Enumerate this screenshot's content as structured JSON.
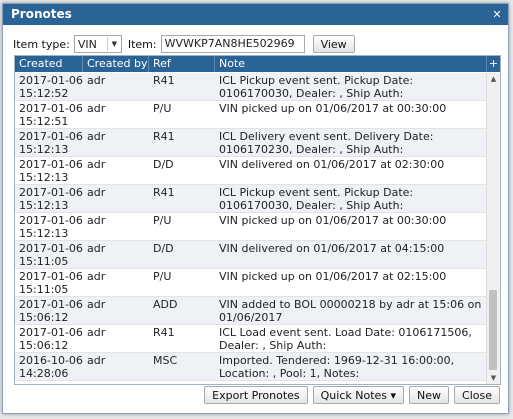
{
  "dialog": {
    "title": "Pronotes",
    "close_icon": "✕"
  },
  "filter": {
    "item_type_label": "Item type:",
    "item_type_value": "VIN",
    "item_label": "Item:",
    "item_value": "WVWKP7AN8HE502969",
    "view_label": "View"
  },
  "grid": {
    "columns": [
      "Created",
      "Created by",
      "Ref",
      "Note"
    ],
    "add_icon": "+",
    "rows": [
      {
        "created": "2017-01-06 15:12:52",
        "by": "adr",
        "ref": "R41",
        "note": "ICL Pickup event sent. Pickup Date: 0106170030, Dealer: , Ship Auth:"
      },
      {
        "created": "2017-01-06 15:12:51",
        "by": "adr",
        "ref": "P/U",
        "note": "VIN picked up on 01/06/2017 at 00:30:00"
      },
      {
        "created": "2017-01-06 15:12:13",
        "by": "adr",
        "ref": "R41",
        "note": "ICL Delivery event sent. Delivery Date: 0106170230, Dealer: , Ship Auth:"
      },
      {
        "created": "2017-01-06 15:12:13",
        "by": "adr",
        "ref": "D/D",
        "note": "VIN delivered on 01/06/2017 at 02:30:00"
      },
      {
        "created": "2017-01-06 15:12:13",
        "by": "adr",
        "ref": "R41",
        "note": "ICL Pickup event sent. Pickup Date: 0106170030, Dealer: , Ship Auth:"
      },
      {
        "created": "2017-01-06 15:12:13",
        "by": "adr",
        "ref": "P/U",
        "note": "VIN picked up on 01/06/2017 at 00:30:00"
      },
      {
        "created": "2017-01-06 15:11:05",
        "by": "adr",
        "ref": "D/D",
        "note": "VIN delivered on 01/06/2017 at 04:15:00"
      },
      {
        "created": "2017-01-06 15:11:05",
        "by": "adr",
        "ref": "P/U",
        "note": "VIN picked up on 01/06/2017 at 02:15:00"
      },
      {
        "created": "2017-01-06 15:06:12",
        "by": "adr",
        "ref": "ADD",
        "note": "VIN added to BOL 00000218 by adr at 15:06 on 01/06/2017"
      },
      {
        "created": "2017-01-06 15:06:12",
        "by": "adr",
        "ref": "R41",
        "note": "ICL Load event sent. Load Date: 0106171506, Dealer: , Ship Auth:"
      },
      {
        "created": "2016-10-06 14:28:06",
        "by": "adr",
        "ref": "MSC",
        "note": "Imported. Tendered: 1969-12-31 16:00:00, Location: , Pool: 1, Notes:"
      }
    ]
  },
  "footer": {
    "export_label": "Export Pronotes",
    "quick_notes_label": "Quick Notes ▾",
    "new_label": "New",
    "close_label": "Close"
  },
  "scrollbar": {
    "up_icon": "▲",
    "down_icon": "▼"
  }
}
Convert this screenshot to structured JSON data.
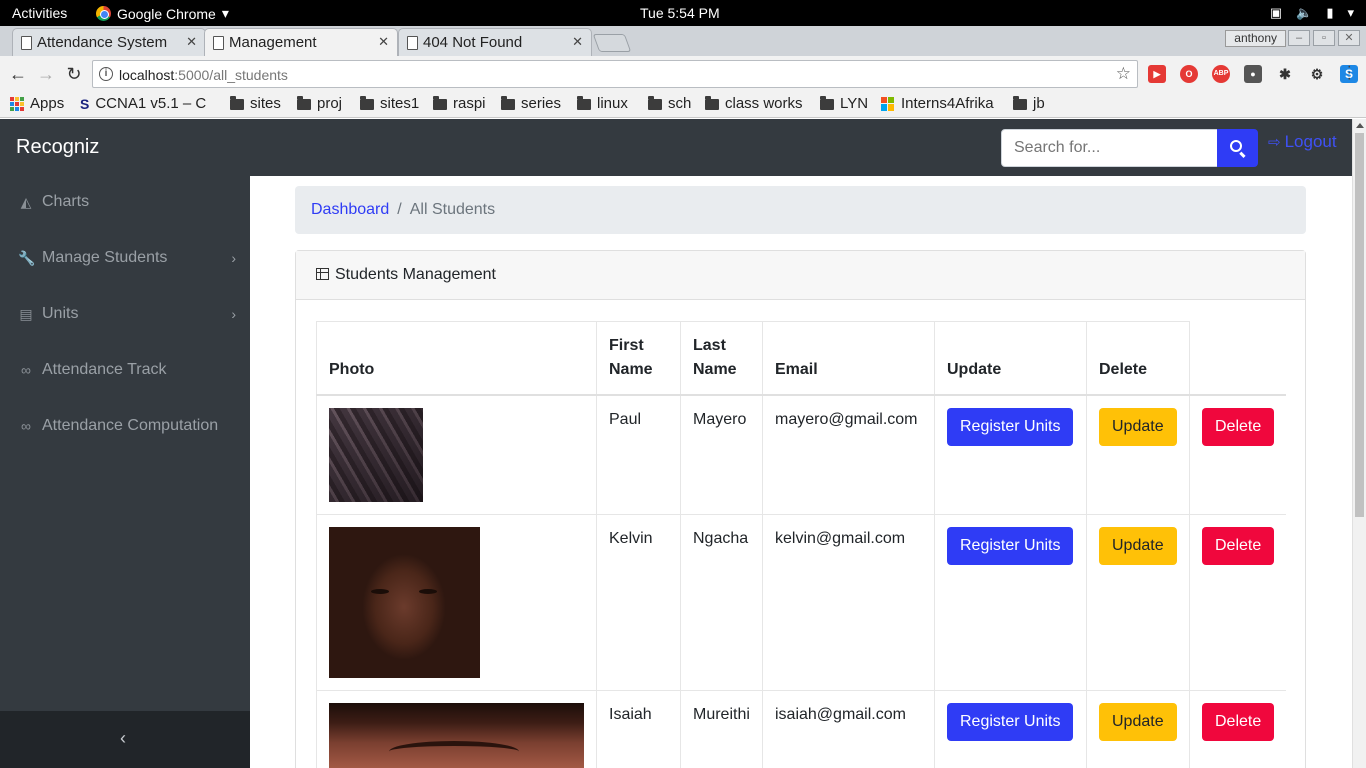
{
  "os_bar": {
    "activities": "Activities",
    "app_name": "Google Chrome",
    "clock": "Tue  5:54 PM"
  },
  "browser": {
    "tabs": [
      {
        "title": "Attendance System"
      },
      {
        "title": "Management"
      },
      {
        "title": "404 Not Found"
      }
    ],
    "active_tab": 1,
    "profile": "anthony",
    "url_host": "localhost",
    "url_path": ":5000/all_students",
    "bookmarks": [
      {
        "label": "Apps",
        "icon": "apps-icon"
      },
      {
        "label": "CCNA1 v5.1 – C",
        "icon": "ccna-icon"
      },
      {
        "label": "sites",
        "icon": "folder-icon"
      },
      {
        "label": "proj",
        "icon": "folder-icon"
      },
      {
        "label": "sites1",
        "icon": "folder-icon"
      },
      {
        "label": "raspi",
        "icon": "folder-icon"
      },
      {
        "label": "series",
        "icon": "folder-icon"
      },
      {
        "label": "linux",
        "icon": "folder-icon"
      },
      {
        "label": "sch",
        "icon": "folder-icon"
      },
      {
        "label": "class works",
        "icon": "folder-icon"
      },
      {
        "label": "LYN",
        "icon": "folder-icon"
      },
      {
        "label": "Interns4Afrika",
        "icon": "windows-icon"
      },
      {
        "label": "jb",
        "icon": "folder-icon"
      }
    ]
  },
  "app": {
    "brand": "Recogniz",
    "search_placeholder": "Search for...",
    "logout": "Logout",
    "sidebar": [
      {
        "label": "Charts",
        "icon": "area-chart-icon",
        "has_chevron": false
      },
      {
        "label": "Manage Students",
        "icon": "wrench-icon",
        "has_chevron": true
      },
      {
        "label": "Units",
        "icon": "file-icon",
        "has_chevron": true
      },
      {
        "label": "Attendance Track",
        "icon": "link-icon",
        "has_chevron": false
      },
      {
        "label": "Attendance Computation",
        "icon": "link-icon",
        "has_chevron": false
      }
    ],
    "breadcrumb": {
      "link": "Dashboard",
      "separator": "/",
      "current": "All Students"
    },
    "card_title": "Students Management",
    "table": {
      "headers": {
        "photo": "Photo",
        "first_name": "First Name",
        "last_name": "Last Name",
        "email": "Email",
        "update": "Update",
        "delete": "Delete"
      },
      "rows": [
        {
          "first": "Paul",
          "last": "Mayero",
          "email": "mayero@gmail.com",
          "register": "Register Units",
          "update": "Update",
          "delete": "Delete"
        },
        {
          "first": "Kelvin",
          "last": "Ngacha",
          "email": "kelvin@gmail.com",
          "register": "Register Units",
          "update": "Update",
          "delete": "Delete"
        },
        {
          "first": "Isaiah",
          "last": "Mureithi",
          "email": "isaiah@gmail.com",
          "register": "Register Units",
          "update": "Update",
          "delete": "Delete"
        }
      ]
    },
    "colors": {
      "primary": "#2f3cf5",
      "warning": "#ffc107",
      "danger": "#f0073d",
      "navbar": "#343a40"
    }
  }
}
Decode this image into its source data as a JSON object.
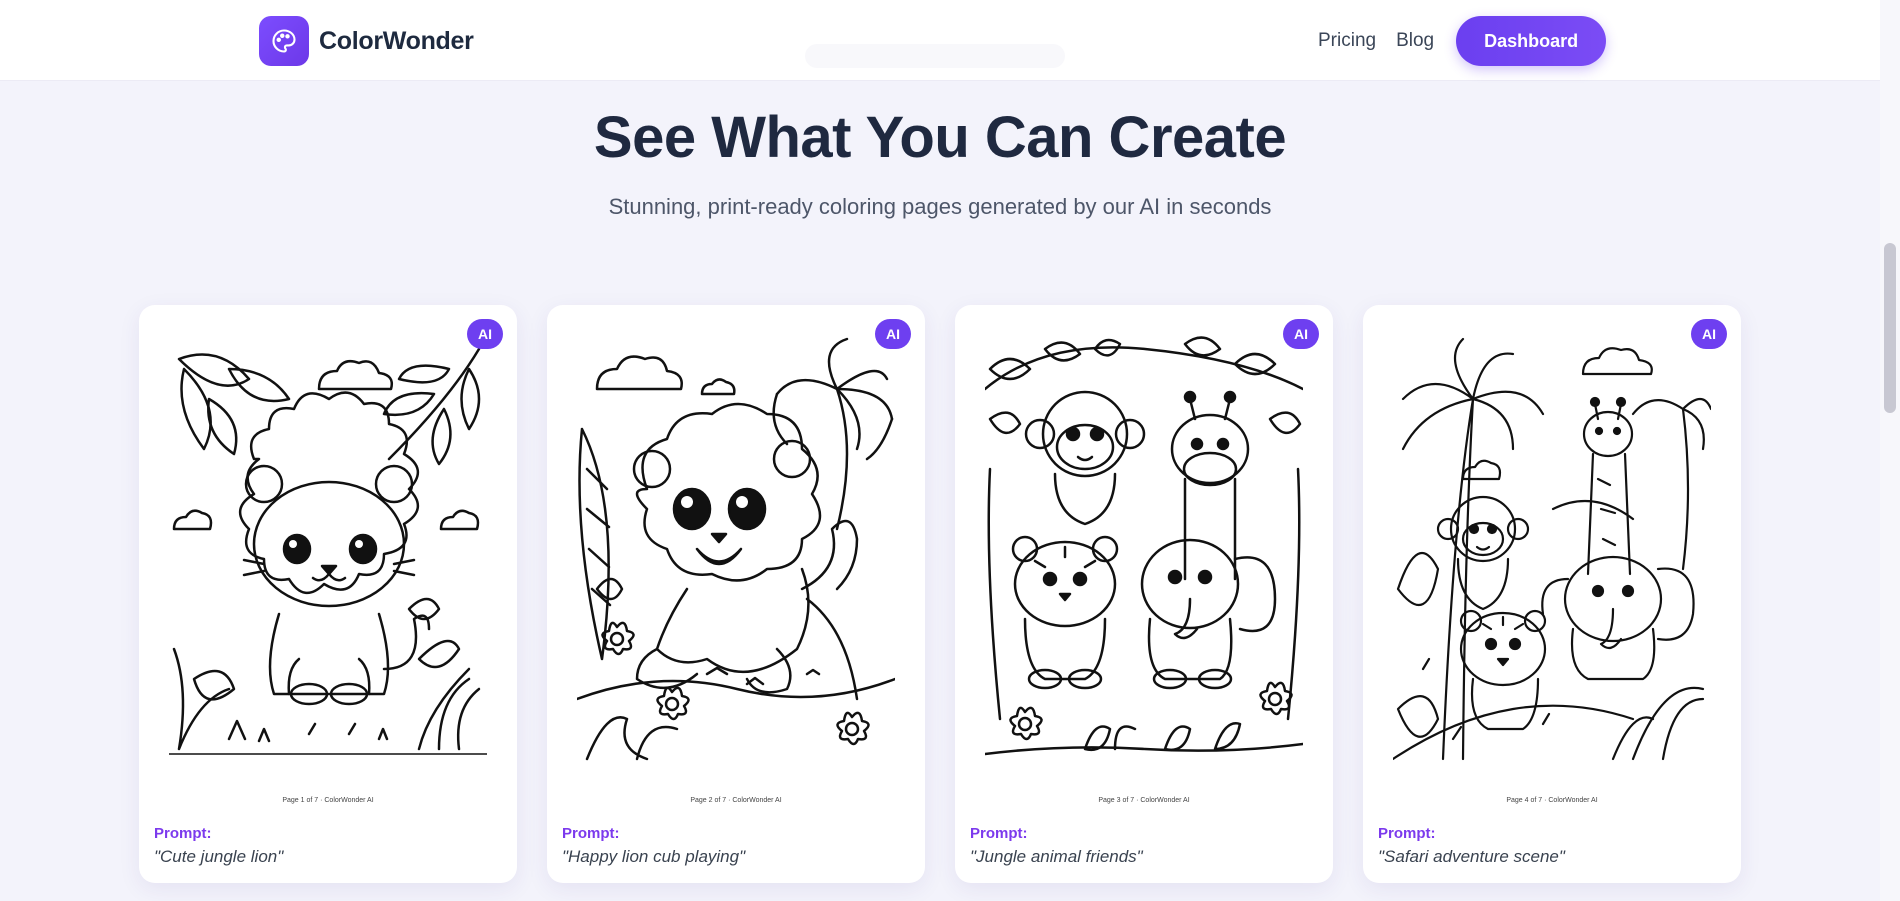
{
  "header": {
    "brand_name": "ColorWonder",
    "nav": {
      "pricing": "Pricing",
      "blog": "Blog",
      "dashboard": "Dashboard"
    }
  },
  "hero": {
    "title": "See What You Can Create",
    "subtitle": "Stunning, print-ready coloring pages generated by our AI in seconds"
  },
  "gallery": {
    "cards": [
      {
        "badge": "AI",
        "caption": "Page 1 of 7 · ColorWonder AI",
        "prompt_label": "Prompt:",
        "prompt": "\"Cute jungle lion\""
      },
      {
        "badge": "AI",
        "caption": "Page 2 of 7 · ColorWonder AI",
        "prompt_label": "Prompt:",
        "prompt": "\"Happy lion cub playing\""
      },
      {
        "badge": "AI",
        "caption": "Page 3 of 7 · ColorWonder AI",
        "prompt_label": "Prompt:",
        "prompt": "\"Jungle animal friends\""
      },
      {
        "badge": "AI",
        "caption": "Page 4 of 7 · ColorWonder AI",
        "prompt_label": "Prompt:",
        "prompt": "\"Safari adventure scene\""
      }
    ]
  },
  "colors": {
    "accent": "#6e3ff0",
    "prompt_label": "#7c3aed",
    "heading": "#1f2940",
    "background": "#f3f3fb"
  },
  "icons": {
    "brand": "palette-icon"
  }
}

- - - - -

▶ [Given task] Every entry above should be duplicated exactly. Do not include the images.

▶ [Result below]
Enumerate this screenshot's content as structured JSON.
{
  "dialog": {
    "title": "Pronotes",
    "close_icon": "✕"
  },
  "filter": {
    "item_type_label": "Item type:",
    "item_type_value": "VIN",
    "item_label": "Item:",
    "item_value": "WVWKP7AN8HE502969",
    "view_label": "View"
  },
  "grid": {
    "columns": [
      "Created",
      "Created by",
      "Ref",
      "Note"
    ],
    "add_icon": "+",
    "rows": [
      {
        "created": "2017-01-06 15:12:52",
        "by": "adr",
        "ref": "R41",
        "note": "ICL Pickup event sent. Pickup Date: 0106170030, Dealer: , Ship Auth:"
      },
      {
        "created": "2017-01-06 15:12:51",
        "by": "adr",
        "ref": "P/U",
        "note": "VIN picked up on 01/06/2017 at 00:30:00"
      },
      {
        "created": "2017-01-06 15:12:13",
        "by": "adr",
        "ref": "R41",
        "note": "ICL Delivery event sent. Delivery Date: 0106170230, Dealer: , Ship Auth:"
      },
      {
        "created": "2017-01-06 15:12:13",
        "by": "adr",
        "ref": "D/D",
        "note": "VIN delivered on 01/06/2017 at 02:30:00"
      },
      {
        "created": "2017-01-06 15:12:13",
        "by": "adr",
        "ref": "R41",
        "note": "ICL Pickup event sent. Pickup Date: 0106170030, Dealer: , Ship Auth:"
      },
      {
        "created": "2017-01-06 15:12:13",
        "by": "adr",
        "ref": "P/U",
        "note": "VIN picked up on 01/06/2017 at 00:30:00"
      },
      {
        "created": "2017-01-06 15:11:05",
        "by": "adr",
        "ref": "D/D",
        "note": "VIN delivered on 01/06/2017 at 04:15:00"
      },
      {
        "created": "2017-01-06 15:11:05",
        "by": "adr",
        "ref": "P/U",
        "note": "VIN picked up on 01/06/2017 at 02:15:00"
      },
      {
        "created": "2017-01-06 15:06:12",
        "by": "adr",
        "ref": "ADD",
        "note": "VIN added to BOL 00000218 by adr at 15:06 on 01/06/2017"
      },
      {
        "created": "2017-01-06 15:06:12",
        "by": "adr",
        "ref": "R41",
        "note": "ICL Load event sent. Load Date: 0106171506, Dealer: , Ship Auth:"
      },
      {
        "created": "2016-10-06 14:28:06",
        "by": "adr",
        "ref": "MSC",
        "note": "Imported. Tendered: 1969-12-31 16:00:00, Location: , Pool: 1, Notes:"
      }
    ]
  },
  "footer": {
    "export_label": "Export Pronotes",
    "quick_notes_label": "Quick Notes ▾",
    "new_label": "New",
    "close_label": "Close"
  },
  "scrollbar": {
    "up_icon": "▲",
    "down_icon": "▼"
  }
}
Convert this screenshot to structured JSON data.
{
  "os_bar": {
    "activities": "Activities",
    "app_name": "Google Chrome",
    "clock": "Tue  5:54 PM"
  },
  "browser": {
    "tabs": [
      {
        "title": "Attendance System"
      },
      {
        "title": "Management"
      },
      {
        "title": "404 Not Found"
      }
    ],
    "active_tab": 1,
    "profile": "anthony",
    "url_host": "localhost",
    "url_path": ":5000/all_students",
    "bookmarks": [
      {
        "label": "Apps",
        "icon": "apps-icon"
      },
      {
        "label": "CCNA1 v5.1 – C",
        "icon": "ccna-icon"
      },
      {
        "label": "sites",
        "icon": "folder-icon"
      },
      {
        "label": "proj",
        "icon": "folder-icon"
      },
      {
        "label": "sites1",
        "icon": "folder-icon"
      },
      {
        "label": "raspi",
        "icon": "folder-icon"
      },
      {
        "label": "series",
        "icon": "folder-icon"
      },
      {
        "label": "linux",
        "icon": "folder-icon"
      },
      {
        "label": "sch",
        "icon": "folder-icon"
      },
      {
        "label": "class works",
        "icon": "folder-icon"
      },
      {
        "label": "LYN",
        "icon": "folder-icon"
      },
      {
        "label": "Interns4Afrika",
        "icon": "windows-icon"
      },
      {
        "label": "jb",
        "icon": "folder-icon"
      }
    ]
  },
  "app": {
    "brand": "Recogniz",
    "search_placeholder": "Search for...",
    "logout": "Logout",
    "sidebar": [
      {
        "label": "Charts",
        "icon": "area-chart-icon",
        "has_chevron": false
      },
      {
        "label": "Manage Students",
        "icon": "wrench-icon",
        "has_chevron": true
      },
      {
        "label": "Units",
        "icon": "file-icon",
        "has_chevron": true
      },
      {
        "label": "Attendance Track",
        "icon": "link-icon",
        "has_chevron": false
      },
      {
        "label": "Attendance Computation",
        "icon": "link-icon",
        "has_chevron": false
      }
    ],
    "breadcrumb": {
      "link": "Dashboard",
      "separator": "/",
      "current": "All Students"
    },
    "card_title": "Students Management",
    "table": {
      "headers": {
        "photo": "Photo",
        "first_name": "First Name",
        "last_name": "Last Name",
        "email": "Email",
        "update": "Update",
        "delete": "Delete"
      },
      "rows": [
        {
          "first": "Paul",
          "last": "Mayero",
          "email": "mayero@gmail.com",
          "register": "Register Units",
          "update": "Update",
          "delete": "Delete"
        },
        {
          "first": "Kelvin",
          "last": "Ngacha",
          "email": "kelvin@gmail.com",
          "register": "Register Units",
          "update": "Update",
          "delete": "Delete"
        },
        {
          "first": "Isaiah",
          "last": "Mureithi",
          "email": "isaiah@gmail.com",
          "register": "Register Units",
          "update": "Update",
          "delete": "Delete"
        }
      ]
    },
    "colors": {
      "primary": "#2f3cf5",
      "warning": "#ffc107",
      "danger": "#f0073d",
      "navbar": "#343a40"
    }
  }
}
Decode this image into its source data as a JSON object.
{
  "header": {
    "brand_name": "ColorWonder",
    "nav": {
      "pricing": "Pricing",
      "blog": "Blog",
      "dashboard": "Dashboard"
    }
  },
  "hero": {
    "title": "See What You Can Create",
    "subtitle": "Stunning, print-ready coloring pages generated by our AI in seconds"
  },
  "gallery": {
    "cards": [
      {
        "badge": "AI",
        "caption": "Page 1 of 7 · ColorWonder AI",
        "prompt_label": "Prompt:",
        "prompt": "\"Cute jungle lion\""
      },
      {
        "badge": "AI",
        "caption": "Page 2 of 7 · ColorWonder AI",
        "prompt_label": "Prompt:",
        "prompt": "\"Happy lion cub playing\""
      },
      {
        "badge": "AI",
        "caption": "Page 3 of 7 · ColorWonder AI",
        "prompt_label": "Prompt:",
        "prompt": "\"Jungle animal friends\""
      },
      {
        "badge": "AI",
        "caption": "Page 4 of 7 · ColorWonder AI",
        "prompt_label": "Prompt:",
        "prompt": "\"Safari adventure scene\""
      }
    ]
  },
  "colors": {
    "accent": "#6e3ff0",
    "prompt_label": "#7c3aed",
    "heading": "#1f2940",
    "background": "#f3f3fb"
  },
  "icons": {
    "brand": "palette-icon"
  }
}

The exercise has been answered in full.